PROVIDED MATERIAL:
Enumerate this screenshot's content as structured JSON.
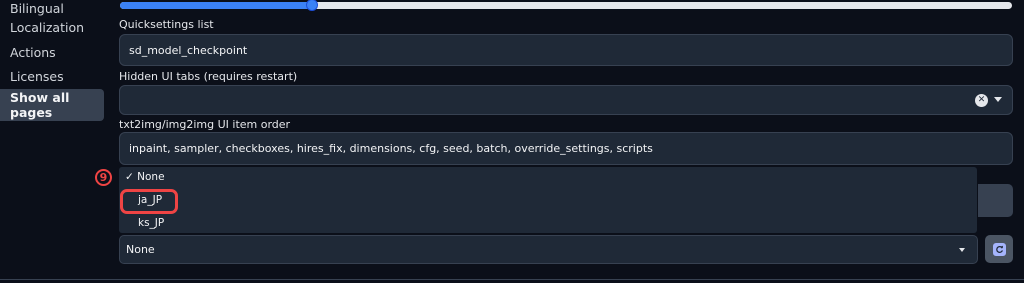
{
  "sidebar": {
    "items": [
      {
        "label": "Bilingual"
      },
      {
        "label": "Localization"
      },
      {
        "label": "Actions"
      },
      {
        "label": "Licenses"
      }
    ],
    "show_all_pages_label": "Show all pages"
  },
  "slider": {
    "value_fraction": 0.215
  },
  "quicksettings": {
    "label": "Quicksettings list",
    "value": "sd_model_checkpoint"
  },
  "hidden_ui_tabs": {
    "label": "Hidden UI tabs (requires restart)",
    "value": "",
    "clear_glyph": "✕"
  },
  "ui_item_order": {
    "label": "txt2img/img2img UI item order",
    "value": "inpaint, sampler, checkboxes, hires_fix, dimensions, cfg, seed, batch, override_settings, scripts"
  },
  "localization_dropdown": {
    "options": [
      {
        "label": "None",
        "selected": true,
        "check_glyph": "✓"
      },
      {
        "label": "ja_JP",
        "selected": false
      },
      {
        "label": "ks_JP",
        "selected": false
      }
    ]
  },
  "annotation": {
    "number": "9",
    "color": "#ef4444"
  },
  "localization_select": {
    "value": "None"
  },
  "icons": {
    "refresh": "refresh-icon",
    "clear": "close-icon",
    "dropdown": "chevron-down-icon"
  },
  "colors": {
    "background": "#0b0f19",
    "panel": "#1f2937",
    "accent": "#3b82f6",
    "annotation": "#ef4444"
  }
}
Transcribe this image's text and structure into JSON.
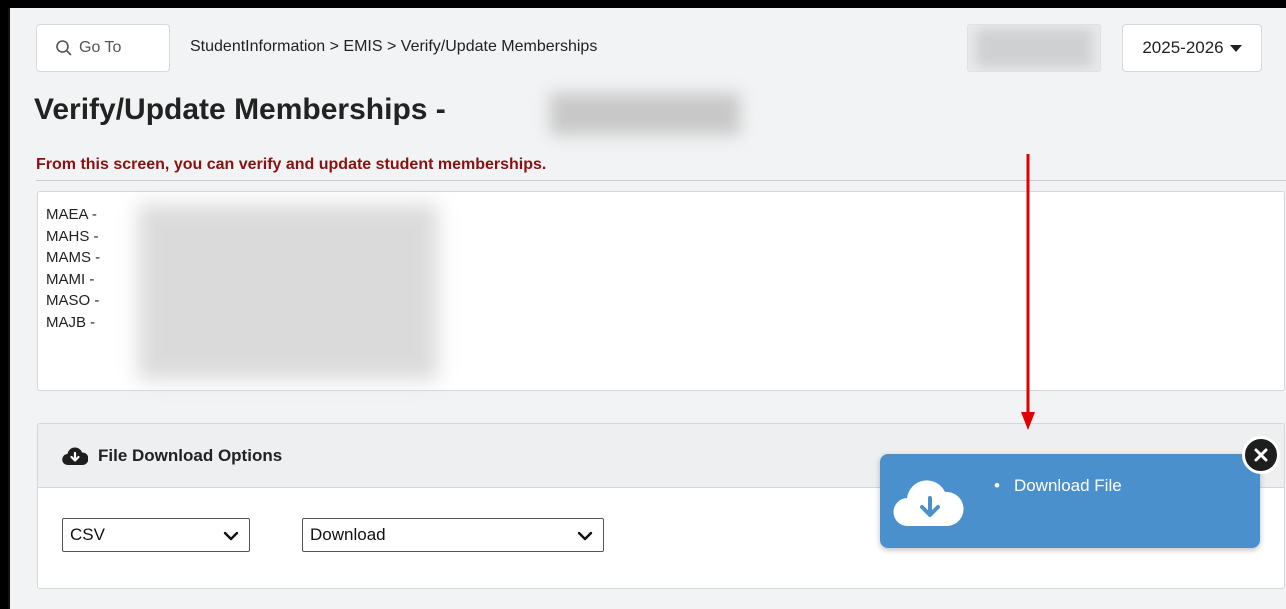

REQUIREMENT:
Could you repeat all of the material exactly? Pictures should not be copied.

SOLUTION TO THE PROBLEM:
Enumerate this screenshot's content as structured JSON.
{
  "sidebar": {
    "items": [
      {
        "label": "Bilingual"
      },
      {
        "label": "Localization"
      },
      {
        "label": "Actions"
      },
      {
        "label": "Licenses"
      }
    ],
    "show_all_pages_label": "Show all pages"
  },
  "slider": {
    "value_fraction": 0.215
  },
  "quicksettings": {
    "label": "Quicksettings list",
    "value": "sd_model_checkpoint"
  },
  "hidden_ui_tabs": {
    "label": "Hidden UI tabs (requires restart)",
    "value": "",
    "clear_glyph": "✕"
  },
  "ui_item_order": {
    "label": "txt2img/img2img UI item order",
    "value": "inpaint, sampler, checkboxes, hires_fix, dimensions, cfg, seed, batch, override_settings, scripts"
  },
  "localization_dropdown": {
    "options": [
      {
        "label": "None",
        "selected": true,
        "check_glyph": "✓"
      },
      {
        "label": "ja_JP",
        "selected": false
      },
      {
        "label": "ks_JP",
        "selected": false
      }
    ]
  },
  "annotation": {
    "number": "9",
    "color": "#ef4444"
  },
  "localization_select": {
    "value": "None"
  },
  "icons": {
    "refresh": "refresh-icon",
    "clear": "close-icon",
    "dropdown": "chevron-down-icon"
  },
  "colors": {
    "background": "#0b0f19",
    "panel": "#1f2937",
    "accent": "#3b82f6",
    "annotation": "#ef4444"
  }
}
Transcribe this image's text and structure into JSON.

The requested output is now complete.